Job => Copy the lines below verbatim, everything from the line containing "bar [118,71,226,87]" down to the line containing "bar-label: Kansas [340,110,383,124]", both included.
━━━ Data to use
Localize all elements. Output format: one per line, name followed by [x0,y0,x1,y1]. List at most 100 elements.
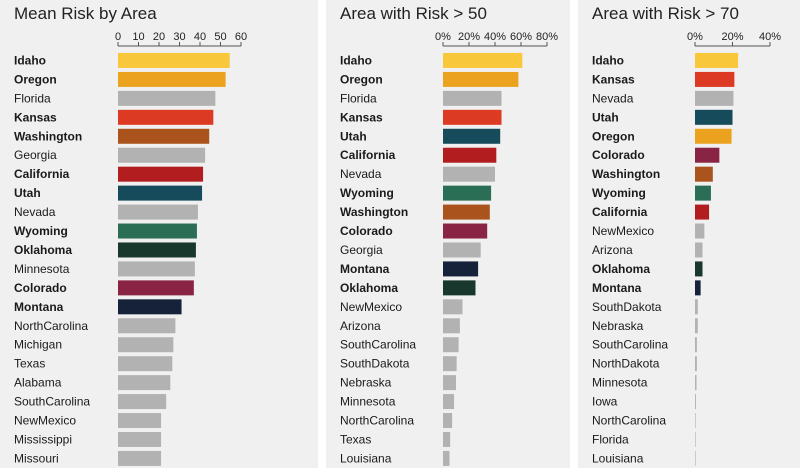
bar [118,71,226,87]
bar [118,394,167,410]
bar [118,337,174,353]
bar-chart-mean-risk: 0 10 20 30 40 50 60 Idaho Oregon Florida Kansas Was… [14,31,247,466]
bar [118,128,210,144]
bar-label: Utah [592,110,619,124]
bar-label: Kansas [340,110,383,124]
bar-label: Arizona [592,243,633,257]
x-tick-label: 40% [759,31,781,43]
bar-label: Minnesota [340,395,396,409]
x-tick-label: 80% [536,31,558,43]
bar-label: Mississippi [14,432,72,446]
bar-label: Washington [592,167,660,181]
bar-label: Washington [340,205,408,219]
bar [695,204,710,220]
bar [443,242,481,258]
bar-label: Nevada [340,167,382,181]
bar-label: NorthDakota [592,357,660,371]
bar-label: California [340,148,396,162]
bar [118,90,216,106]
bar-label: Colorado [340,224,393,238]
bar [695,128,732,144]
bar [118,242,196,258]
chart-panel-risk-over-70: Area with Risk > 70 0% 20% 40% Idaho Kansas N… [578,0,800,468]
bar [118,109,214,125]
bar-label: NorthCarolina [340,414,414,428]
bar-label: Florida [592,432,629,446]
bar-chart-risk-over-70: 0% 20% 40% Idaho Kansas Nevada Utah Oregon Color… [592,31,781,466]
bar-label: Oklahoma [340,281,398,295]
bar-label: Minnesota [14,262,70,276]
bar [118,52,230,68]
bar-label: Oregon [340,72,383,86]
bar-label: Missouri [14,451,59,465]
x-tick-label: 20 [153,31,165,43]
chart-title: Area with Risk > 50 [340,4,487,23]
bar-label: Oregon [14,72,57,86]
bar [695,71,735,87]
bar-label: Michigan [14,338,62,352]
bar-label: SouthDakota [340,357,410,371]
bar-label: NewMexico [340,300,402,314]
bar [695,90,734,106]
bar [695,185,711,201]
bar-label: Wyoming [14,224,68,238]
chart-title: Mean Risk by Area [14,4,157,23]
bar [443,147,497,163]
bar-label: Georgia [14,148,57,162]
bar [695,223,705,239]
bar-label: Colorado [592,148,645,162]
bar [695,109,733,125]
x-tick-label: 60 [235,31,247,43]
bar [695,166,713,182]
bar-label: Minnesota [592,376,648,390]
bar [443,71,519,87]
bar-label: Colorado [14,281,67,295]
bar-label: Louisiana [592,451,644,465]
bar [118,261,195,277]
bar-label: SouthCarolina [340,338,416,352]
bar-label: Wyoming [592,186,646,200]
bar-label: Nevada [592,91,634,105]
bar [695,375,697,391]
bar-label: Utah [14,186,41,200]
x-tick-label: 50 [214,31,226,43]
bar [118,299,182,315]
x-tick-label: 10 [132,31,144,43]
bar [695,450,696,466]
bar-label: SouthDakota [592,300,662,314]
bar [443,185,492,201]
bar [695,242,703,258]
bar [118,280,194,296]
bar-label: Texas [14,357,45,371]
bar-label: NewMexico [592,224,654,238]
x-tick-label: 40% [484,31,506,43]
bar-label: Arizona [340,319,381,333]
bar-label: Washington [14,129,82,143]
bar-chart-risk-over-50: 0% 20% 40% 60% 80% Idaho Oregon Florida Kansas Ut… [340,31,558,466]
bar [695,431,696,447]
bar-label: NorthCarolina [14,319,88,333]
bar-label: SouthCarolina [592,338,668,352]
bar [443,204,490,220]
x-tick-label: 0% [687,31,703,43]
bar [443,90,502,106]
bar [443,52,523,68]
bar-label: Oklahoma [14,243,72,257]
bar [695,337,697,353]
bar [118,375,171,391]
bar-label: California [14,167,70,181]
bar [695,280,701,296]
bar [118,356,173,372]
bar [443,109,502,125]
bar [695,299,698,315]
bar-label: Oklahoma [592,262,650,276]
chart-panel-risk-over-50: Area with Risk > 50 0% 20% 40% 60% 80% Idaho O… [326,0,570,468]
x-tick-label: 60% [510,31,532,43]
bar-label: NewMexico [14,414,76,428]
bar [443,318,460,334]
x-tick-label: 40 [194,31,206,43]
chart-title: Area with Risk > 70 [592,4,739,23]
bar [118,318,176,334]
bar-label: Georgia [340,243,383,257]
bar [118,223,197,239]
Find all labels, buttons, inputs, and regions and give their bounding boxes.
━━━━━━
Expected answer =>
bar [118,71,226,87]
bar [118,394,167,410]
bar [118,337,174,353]
bar-chart-mean-risk: 0 10 20 30 40 50 60 Idaho Oregon Florida Kansas Was… [14,31,247,466]
bar [118,128,210,144]
bar-label: Utah [592,110,619,124]
bar-label: Kansas [340,110,383,124]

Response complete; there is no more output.